■ Task instructions ■
In the entries that follow, how many lines hold the string "solution"? Give only that number.

■ Excerpted data ■
————————
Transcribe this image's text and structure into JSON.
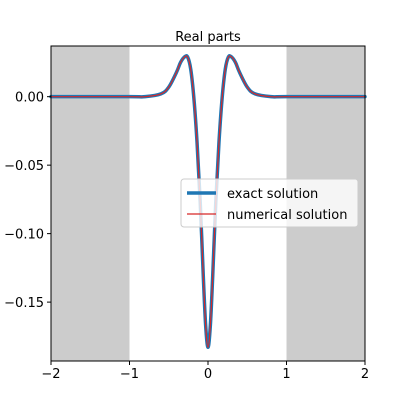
{
  "chart_data": {
    "type": "line",
    "title": "Real parts",
    "xlabel": "",
    "ylabel": "",
    "xlim": [
      -2,
      2
    ],
    "ylim": [
      -0.193,
      0.037
    ],
    "x_ticks": [
      -2,
      -1,
      0,
      1,
      2
    ],
    "x_tick_labels": [
      "−2",
      "−1",
      "0",
      "1",
      "2"
    ],
    "y_ticks": [
      0.0,
      -0.05,
      -0.1,
      -0.15
    ],
    "y_tick_labels": [
      "0.00",
      "−0.05",
      "−0.10",
      "−0.15"
    ],
    "shaded_regions": [
      [
        -2,
        -1
      ],
      [
        1,
        2
      ]
    ],
    "shade_color": "#cccccc",
    "grid": false,
    "legend_position": "center-right",
    "series": [
      {
        "name": "exact solution",
        "color": "#1f77b4",
        "style": "thick",
        "x": [
          -2.0,
          -1.0,
          -0.8,
          -0.6,
          -0.5,
          -0.4,
          -0.35,
          -0.3,
          -0.26,
          -0.22,
          -0.18,
          -0.14,
          -0.1,
          -0.06,
          -0.03,
          0.0,
          0.03,
          0.06,
          0.1,
          0.14,
          0.18,
          0.22,
          0.26,
          0.3,
          0.35,
          0.4,
          0.5,
          0.6,
          0.8,
          1.0,
          2.0
        ],
        "y": [
          0.0,
          0.0,
          0.0,
          0.002,
          0.007,
          0.018,
          0.025,
          0.029,
          0.029,
          0.02,
          -0.001,
          -0.033,
          -0.076,
          -0.131,
          -0.167,
          -0.183,
          -0.167,
          -0.131,
          -0.076,
          -0.033,
          -0.001,
          0.02,
          0.029,
          0.029,
          0.025,
          0.018,
          0.007,
          0.002,
          0.0,
          0.0,
          0.0
        ]
      },
      {
        "name": "numerical solution",
        "color": "#d62728",
        "style": "thin",
        "x": [
          -2.0,
          -1.0,
          -0.8,
          -0.6,
          -0.5,
          -0.4,
          -0.35,
          -0.3,
          -0.26,
          -0.22,
          -0.18,
          -0.14,
          -0.1,
          -0.06,
          -0.03,
          0.0,
          0.03,
          0.06,
          0.1,
          0.14,
          0.18,
          0.22,
          0.26,
          0.3,
          0.35,
          0.4,
          0.5,
          0.6,
          0.8,
          1.0,
          2.0
        ],
        "y": [
          0.0,
          0.0,
          0.0,
          0.002,
          0.007,
          0.018,
          0.025,
          0.029,
          0.029,
          0.02,
          -0.001,
          -0.033,
          -0.076,
          -0.131,
          -0.167,
          -0.183,
          -0.167,
          -0.131,
          -0.076,
          -0.033,
          -0.001,
          0.02,
          0.029,
          0.029,
          0.025,
          0.018,
          0.007,
          0.002,
          0.0,
          0.0,
          0.0
        ]
      }
    ]
  }
}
————————
■ Result of the exercise ■
2